* _Selected excerpt_:
++++++++++++++++++++
It had been expected that the next international mathematical congress would be held in the United States. But disagreements and controversy in America destroyed support for the congress. Fields saw his opportunity and, utilizing his connections in Ottawa and in Toronto, generated support for an invitation to hold the 1924 congress in Toronto. In spite of Canada’s weakness in mathematics and scientific research generally, the 1924 congress proceeded and was a great success. It concluded with a 17-day rail excursion to the Pacific coast and back. It was all Fields’s triumph.

At the congress, the Americans proposed that the policies that had excluded the Germans and their allies be changed to readmit them. It took four years of politicking in Europe, in which Fields played a significant role, for the policy to be reversed. Finally, at the 1928 congress in Bologna, the Germans participated. It had taken a decade since the end of the war.

It was after the 1928 congress that Fields, perceiving that “the rift is still huge,” developed his idea for an international award in mathematics that in his opinion would help repair it. He started speaking about his idea in Europe and in North America. He found support among national mathematical associations. Fields developed his plans carefully. He was determined that the medal should honour work done by mathematicians under the age of 40. The medal was designed by the Canadian sculptor R. Tait McKenzie. It has a figure of Archimedes on its front and a classical Latin quotation on the reverse, which translates as “mathematicians gathered together from around the world honour noteworthy contributions to knowledge.” The recipient’s name would appear on the edge. Fields’s name does not appear. He died in 1932, committing most of his fairly modest estate to establishing the prize.
++++++++++++++++++++
* _Dataset entries_:
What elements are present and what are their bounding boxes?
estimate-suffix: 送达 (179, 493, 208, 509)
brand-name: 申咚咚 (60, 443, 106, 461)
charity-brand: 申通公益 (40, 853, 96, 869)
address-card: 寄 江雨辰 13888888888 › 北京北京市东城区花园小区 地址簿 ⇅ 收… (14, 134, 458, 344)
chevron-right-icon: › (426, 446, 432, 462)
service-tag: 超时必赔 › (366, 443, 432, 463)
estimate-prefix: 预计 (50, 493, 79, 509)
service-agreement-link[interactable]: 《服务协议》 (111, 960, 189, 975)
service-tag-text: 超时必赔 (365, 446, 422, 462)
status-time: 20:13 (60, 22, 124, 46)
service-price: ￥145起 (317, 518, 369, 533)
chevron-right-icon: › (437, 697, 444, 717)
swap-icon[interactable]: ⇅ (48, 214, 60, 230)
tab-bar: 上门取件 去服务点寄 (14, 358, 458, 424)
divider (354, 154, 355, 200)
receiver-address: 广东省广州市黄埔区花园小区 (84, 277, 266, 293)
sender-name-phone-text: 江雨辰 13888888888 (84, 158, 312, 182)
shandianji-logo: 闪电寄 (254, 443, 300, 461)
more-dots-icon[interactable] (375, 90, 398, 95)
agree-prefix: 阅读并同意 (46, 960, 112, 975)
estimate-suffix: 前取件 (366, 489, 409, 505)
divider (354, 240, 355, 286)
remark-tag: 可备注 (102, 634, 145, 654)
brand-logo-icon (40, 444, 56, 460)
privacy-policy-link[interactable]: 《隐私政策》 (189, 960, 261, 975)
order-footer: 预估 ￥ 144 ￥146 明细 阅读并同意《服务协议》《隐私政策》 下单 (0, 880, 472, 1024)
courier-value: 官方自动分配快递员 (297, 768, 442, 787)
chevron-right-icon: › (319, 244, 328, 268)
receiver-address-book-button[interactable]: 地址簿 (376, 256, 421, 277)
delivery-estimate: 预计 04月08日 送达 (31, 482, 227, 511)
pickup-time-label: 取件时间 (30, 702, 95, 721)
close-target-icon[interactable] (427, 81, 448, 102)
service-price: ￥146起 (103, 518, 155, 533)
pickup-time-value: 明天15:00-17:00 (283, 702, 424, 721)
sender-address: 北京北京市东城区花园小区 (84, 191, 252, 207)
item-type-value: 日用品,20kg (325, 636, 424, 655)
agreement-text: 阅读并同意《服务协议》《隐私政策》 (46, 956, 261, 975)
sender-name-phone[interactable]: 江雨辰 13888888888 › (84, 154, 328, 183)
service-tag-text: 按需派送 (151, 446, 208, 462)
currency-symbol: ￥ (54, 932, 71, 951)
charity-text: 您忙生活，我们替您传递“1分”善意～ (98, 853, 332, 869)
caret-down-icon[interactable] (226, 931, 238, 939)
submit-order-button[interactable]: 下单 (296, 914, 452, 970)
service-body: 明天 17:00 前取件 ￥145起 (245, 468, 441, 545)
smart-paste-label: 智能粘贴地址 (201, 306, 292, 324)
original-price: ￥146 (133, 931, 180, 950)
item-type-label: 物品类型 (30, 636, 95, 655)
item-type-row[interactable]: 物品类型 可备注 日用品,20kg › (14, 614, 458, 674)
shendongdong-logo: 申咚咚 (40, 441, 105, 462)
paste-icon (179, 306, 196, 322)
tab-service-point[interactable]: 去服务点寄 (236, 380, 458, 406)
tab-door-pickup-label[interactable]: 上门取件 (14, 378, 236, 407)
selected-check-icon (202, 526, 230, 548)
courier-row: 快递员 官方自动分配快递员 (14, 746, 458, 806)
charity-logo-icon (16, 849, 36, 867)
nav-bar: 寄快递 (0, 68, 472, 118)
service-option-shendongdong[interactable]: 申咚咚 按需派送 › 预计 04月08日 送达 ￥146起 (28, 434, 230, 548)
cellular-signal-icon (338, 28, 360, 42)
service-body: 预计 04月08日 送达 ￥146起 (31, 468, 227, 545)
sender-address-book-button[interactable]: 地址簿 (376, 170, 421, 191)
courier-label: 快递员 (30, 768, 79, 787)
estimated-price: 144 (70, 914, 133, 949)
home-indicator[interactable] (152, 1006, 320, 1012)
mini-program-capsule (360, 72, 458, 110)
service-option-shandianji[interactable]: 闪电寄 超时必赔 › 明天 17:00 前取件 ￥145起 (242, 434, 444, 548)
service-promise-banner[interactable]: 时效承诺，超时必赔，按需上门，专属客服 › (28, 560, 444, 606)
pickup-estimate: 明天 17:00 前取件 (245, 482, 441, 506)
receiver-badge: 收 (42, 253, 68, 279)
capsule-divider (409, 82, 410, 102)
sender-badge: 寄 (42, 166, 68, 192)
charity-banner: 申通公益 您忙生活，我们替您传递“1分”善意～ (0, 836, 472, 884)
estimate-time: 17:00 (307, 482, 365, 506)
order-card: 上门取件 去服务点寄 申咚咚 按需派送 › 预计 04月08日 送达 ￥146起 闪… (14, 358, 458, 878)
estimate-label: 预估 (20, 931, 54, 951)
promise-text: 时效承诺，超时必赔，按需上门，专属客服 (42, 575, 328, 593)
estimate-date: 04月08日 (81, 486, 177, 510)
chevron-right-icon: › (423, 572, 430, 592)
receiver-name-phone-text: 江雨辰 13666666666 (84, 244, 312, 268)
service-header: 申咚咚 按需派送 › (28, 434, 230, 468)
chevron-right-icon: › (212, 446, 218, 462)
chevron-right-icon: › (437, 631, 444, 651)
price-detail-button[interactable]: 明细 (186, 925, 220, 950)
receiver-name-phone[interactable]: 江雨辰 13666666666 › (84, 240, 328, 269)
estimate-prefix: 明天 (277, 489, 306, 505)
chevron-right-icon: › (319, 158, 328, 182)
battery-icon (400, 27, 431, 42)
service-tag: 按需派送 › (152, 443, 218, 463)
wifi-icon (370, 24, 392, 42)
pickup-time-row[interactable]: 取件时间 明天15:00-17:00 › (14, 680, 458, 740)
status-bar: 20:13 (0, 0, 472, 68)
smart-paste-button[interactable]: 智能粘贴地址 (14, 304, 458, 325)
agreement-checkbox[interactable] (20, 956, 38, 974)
++++++++++++++++++++
* _Tasks to carry out_:
(a) Decide whether each statement below agrees with the passage about Fields and the mathematics medal. Answer yes or no for each, and quote the deciding words from the passage.
(i) The 1924 international mathematical congress took place in Toronto.
(ii) German mathematicians took part in the 1924 congress.
(iii) Fields's name is on the edge of the medal.
(b) Please write the next part of the passage about Fields and the mathematics medal, starting after its last sentence.

* _Results for the exercise_:
(a)
(i) Yes: "generated support for an invitation to hold the 1924 congress in Toronto"
(ii) No: "Finally, at the 1928 congress in Bologna, the Germans participated."
(iii) No: "The recipient’s name would appear on the edge. Fields’s name does not appear."

(b)
The medals were first awarded in 1936. With a break until the 1950 congress in Cambridge, Massachusetts, but with none of the animosities that characterized the years of and after the First World War, 52 medals have since been awarded at 17 congresses.

The authors of this book have done a superb job with exhaustive attention to the details of the history, both of Fields’s efforts and of the mathematical organizations. The only conspicuous error suggests that Bertrand Russell lost his position at Oxford because of his pacifist opposition to the First World War: it was Trinity College Cambridge that had dismissed him.

Fields would be pleased and probably surprised to know how mathematics has developed in Canada since his time. It used to be a subject chosen for its intellectual challenge, but offering careers primarily in teaching and, occasionally, in actuarial work. Mathematics is still valued for its intellectual rigour, but now offers many career prospects in the modern economy. There are good departments of mathematics in many universities across Canada. The University of Toronto remains strong. But led by the migration of a number of mathematicians from Toronto to Waterloo, the University of Waterloo has developed a concentration in mathematics. Waterloo now has the largest enrollment in mathematics in North America, and probably in the world. Toronto and Waterloo enjoy a healthy rivalry, not only between themselves, but with the best in the United States.

In 1992, mathematics professors from McMaster University and the universities of Toronto and Waterloo conceived of a centre for research that would have no permanent academic staff, but would bring researchers from across Canada and abroad to work together for a period on a defined area. They were successful, and the Fields Institute was established on the Toronto campus, where it occupies a purpose-built home.

The American Mathematical Society conducts annual contests, known as the Putnams, for university students. Against teams from Harvard, MIT and Caltech, in recent years, teams from Toronto and Waterloo have each ranked in the top five 18 times. A remarkable number of young Canadians now choose to study mathematics. This, as well as the medal and the institute, can be seen as Fields’s legacy.

Douglas Wright, OC, is president emeritus of the University of Waterloo.